Do this -> Copy every line that holds "JSON".

****************

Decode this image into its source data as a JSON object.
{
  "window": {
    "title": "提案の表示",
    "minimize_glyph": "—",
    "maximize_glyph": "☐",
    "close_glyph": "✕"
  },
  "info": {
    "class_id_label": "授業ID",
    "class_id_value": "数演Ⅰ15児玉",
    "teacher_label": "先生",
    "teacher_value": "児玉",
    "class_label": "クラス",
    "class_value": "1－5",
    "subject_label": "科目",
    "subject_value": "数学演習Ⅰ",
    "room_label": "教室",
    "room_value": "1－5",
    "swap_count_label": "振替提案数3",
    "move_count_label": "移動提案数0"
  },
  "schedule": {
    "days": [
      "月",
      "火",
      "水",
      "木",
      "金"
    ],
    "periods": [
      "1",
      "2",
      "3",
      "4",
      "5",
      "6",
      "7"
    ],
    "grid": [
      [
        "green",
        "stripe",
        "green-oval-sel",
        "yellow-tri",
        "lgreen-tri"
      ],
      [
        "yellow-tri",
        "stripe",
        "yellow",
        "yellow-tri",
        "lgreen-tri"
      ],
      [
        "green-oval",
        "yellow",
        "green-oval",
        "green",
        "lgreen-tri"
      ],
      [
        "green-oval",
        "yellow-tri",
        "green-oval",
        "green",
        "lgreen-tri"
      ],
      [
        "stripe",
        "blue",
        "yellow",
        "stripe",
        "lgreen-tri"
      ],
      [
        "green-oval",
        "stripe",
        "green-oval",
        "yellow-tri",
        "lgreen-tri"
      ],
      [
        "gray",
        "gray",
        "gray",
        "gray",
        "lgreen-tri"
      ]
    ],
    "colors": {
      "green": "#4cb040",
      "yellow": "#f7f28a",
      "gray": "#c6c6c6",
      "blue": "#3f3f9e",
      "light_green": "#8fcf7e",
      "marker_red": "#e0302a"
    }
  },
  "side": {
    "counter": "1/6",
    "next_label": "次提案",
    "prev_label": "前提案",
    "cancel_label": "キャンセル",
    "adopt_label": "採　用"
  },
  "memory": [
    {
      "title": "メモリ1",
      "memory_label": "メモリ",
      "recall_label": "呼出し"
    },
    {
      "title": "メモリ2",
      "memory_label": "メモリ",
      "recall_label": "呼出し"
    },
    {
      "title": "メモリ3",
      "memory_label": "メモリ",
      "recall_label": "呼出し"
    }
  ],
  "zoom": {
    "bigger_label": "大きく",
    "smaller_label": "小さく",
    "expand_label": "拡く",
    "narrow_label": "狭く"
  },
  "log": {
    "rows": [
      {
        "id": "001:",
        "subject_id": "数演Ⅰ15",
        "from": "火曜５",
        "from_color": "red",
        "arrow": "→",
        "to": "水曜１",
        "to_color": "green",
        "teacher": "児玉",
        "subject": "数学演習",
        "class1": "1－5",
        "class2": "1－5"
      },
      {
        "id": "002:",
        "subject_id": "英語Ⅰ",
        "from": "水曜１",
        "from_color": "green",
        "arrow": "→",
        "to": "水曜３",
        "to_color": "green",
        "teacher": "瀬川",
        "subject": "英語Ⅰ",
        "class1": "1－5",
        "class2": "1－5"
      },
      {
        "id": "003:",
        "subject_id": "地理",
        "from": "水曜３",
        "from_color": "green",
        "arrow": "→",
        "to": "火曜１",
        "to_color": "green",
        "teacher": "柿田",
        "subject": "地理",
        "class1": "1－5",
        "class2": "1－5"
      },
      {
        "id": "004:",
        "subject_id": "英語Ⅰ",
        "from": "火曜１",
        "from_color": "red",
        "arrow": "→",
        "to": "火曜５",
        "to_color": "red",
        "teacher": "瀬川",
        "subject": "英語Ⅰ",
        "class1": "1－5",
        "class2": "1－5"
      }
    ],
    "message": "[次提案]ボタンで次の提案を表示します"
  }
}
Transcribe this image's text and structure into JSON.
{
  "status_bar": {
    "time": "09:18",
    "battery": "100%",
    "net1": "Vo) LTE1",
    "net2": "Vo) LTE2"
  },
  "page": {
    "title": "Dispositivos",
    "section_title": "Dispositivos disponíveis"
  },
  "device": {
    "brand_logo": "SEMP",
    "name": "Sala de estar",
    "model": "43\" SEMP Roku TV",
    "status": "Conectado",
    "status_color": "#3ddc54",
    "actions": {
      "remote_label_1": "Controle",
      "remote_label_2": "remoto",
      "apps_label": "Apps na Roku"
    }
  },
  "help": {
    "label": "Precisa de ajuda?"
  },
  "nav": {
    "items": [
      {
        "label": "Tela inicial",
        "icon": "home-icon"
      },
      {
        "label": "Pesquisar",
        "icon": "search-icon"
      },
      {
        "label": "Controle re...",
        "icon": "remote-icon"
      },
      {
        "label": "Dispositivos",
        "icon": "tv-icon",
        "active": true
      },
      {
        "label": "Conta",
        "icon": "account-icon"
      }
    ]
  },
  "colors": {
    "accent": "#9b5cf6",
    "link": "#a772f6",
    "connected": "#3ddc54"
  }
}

****************

Worked solution ->
Decode this image into its source data as a JSON object.
Transcribe this image's text and structure into JSON.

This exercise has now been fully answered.